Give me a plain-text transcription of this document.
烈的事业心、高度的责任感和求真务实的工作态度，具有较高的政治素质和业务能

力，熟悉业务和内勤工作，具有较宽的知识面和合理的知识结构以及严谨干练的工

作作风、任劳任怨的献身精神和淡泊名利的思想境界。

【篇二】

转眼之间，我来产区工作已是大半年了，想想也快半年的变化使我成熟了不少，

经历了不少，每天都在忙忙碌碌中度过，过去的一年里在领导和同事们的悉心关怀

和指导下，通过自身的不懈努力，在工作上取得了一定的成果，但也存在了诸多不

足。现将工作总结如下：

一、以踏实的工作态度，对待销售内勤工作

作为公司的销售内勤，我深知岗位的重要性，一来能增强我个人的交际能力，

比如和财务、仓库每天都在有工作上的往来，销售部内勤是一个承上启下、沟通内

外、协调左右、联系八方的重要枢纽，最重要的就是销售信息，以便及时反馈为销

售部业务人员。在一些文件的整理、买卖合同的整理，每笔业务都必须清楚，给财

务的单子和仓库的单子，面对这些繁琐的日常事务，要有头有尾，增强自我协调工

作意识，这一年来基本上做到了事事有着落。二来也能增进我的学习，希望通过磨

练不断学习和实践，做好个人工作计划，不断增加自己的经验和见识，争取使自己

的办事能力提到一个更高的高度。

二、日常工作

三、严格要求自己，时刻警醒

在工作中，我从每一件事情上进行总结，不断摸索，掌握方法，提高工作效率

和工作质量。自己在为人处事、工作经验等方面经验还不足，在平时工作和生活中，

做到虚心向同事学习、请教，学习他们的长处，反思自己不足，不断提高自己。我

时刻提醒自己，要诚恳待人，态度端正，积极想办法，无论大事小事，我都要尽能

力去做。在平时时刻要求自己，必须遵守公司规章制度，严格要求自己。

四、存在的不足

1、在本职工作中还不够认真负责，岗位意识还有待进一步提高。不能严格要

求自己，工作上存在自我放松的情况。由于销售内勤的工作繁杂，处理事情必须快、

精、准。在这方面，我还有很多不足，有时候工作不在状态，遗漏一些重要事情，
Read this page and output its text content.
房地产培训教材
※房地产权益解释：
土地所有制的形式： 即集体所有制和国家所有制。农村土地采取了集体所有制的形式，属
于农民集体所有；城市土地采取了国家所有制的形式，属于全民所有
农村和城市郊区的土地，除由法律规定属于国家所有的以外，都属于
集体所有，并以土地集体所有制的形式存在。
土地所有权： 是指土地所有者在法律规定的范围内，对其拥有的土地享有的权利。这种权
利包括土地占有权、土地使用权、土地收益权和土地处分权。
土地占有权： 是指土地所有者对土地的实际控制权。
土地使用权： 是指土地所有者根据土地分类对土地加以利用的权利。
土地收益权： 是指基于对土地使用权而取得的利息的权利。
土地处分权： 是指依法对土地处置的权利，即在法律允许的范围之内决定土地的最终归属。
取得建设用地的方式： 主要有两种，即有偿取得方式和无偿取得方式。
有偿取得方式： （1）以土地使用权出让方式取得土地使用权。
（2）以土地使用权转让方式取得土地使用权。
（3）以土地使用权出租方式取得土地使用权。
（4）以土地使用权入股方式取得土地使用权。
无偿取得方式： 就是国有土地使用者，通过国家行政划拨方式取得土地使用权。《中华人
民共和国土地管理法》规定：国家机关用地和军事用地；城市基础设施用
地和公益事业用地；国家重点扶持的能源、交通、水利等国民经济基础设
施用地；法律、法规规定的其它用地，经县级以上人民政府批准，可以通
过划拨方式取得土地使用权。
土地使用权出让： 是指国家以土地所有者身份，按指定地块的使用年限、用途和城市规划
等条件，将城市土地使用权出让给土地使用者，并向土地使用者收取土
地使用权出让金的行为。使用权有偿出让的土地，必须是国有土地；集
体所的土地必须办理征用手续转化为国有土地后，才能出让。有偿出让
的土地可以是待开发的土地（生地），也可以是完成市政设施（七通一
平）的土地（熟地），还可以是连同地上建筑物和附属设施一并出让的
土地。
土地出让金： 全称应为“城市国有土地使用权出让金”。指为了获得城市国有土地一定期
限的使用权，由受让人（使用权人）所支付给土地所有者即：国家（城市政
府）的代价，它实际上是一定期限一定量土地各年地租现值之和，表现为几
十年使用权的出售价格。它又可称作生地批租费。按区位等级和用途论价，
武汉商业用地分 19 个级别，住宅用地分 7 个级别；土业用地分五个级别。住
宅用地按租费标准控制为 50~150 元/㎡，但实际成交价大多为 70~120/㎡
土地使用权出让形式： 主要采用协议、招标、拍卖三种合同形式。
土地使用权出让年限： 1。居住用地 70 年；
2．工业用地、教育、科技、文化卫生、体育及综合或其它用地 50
--------------------------------
» **Exercise prompt**:
Repeat only what runs from the line holding "Read this page and output its text content." to the end of the data, keeping every line exactly as written, first and last included.

» **Solution for this exercise**:
Read this page and output its text content.
房地产培训教材
※房地产权益解释：
土地所有制的形式： 即集体所有制和国家所有制。农村土地采取了集体所有制的形式，属
于农民集体所有；城市土地采取了国家所有制的形式，属于全民所有
农村和城市郊区的土地，除由法律规定属于国家所有的以外，都属于
集体所有，并以土地集体所有制的形式存在。
土地所有权： 是指土地所有者在法律规定的范围内，对其拥有的土地享有的权利。这种权
利包括土地占有权、土地使用权、土地收益权和土地处分权。
土地占有权： 是指土地所有者对土地的实际控制权。
土地使用权： 是指土地所有者根据土地分类对土地加以利用的权利。
土地收益权： 是指基于对土地使用权而取得的利息的权利。
土地处分权： 是指依法对土地处置的权利，即在法律允许的范围之内决定土地的最终归属。
取得建设用地的方式： 主要有两种，即有偿取得方式和无偿取得方式。
有偿取得方式： （1）以土地使用权出让方式取得土地使用权。
（2）以土地使用权转让方式取得土地使用权。
（3）以土地使用权出租方式取得土地使用权。
（4）以土地使用权入股方式取得土地使用权。
无偿取得方式： 就是国有土地使用者，通过国家行政划拨方式取得土地使用权。《中华人
民共和国土地管理法》规定：国家机关用地和军事用地；城市基础设施用
地和公益事业用地；国家重点扶持的能源、交通、水利等国民经济基础设
施用地；法律、法规规定的其它用地，经县级以上人民政府批准，可以通
过划拨方式取得土地使用权。
土地使用权出让： 是指国家以土地所有者身份，按指定地块的使用年限、用途和城市规划
等条件，将城市土地使用权出让给土地使用者，并向土地使用者收取土
地使用权出让金的行为。使用权有偿出让的土地，必须是国有土地；集
体所的土地必须办理征用手续转化为国有土地后，才能出让。有偿出让
的土地可以是待开发的土地（生地），也可以是完成市政设施（七通一
平）的土地（熟地），还可以是连同地上建筑物和附属设施一并出让的
土地。
土地出让金： 全称应为“城市国有土地使用权出让金”。指为了获得城市国有土地一定期
限的使用权，由受让人（使用权人）所支付给土地所有者即：国家（城市政
府）的代价，它实际上是一定期限一定量土地各年地租现值之和，表现为几
十年使用权的出售价格。它又可称作生地批租费。按区位等级和用途论价，
武汉商业用地分 19 个级别，住宅用地分 7 个级别；土业用地分五个级别。住
宅用地按租费标准控制为 50~150 元/㎡，但实际成交价大多为 70~120/㎡
土地使用权出让形式： 主要采用协议、招标、拍卖三种合同形式。
土地使用权出让年限： 1。居住用地 70 年；
2．工业用地、教育、科技、文化卫生、体育及综合或其它用地 50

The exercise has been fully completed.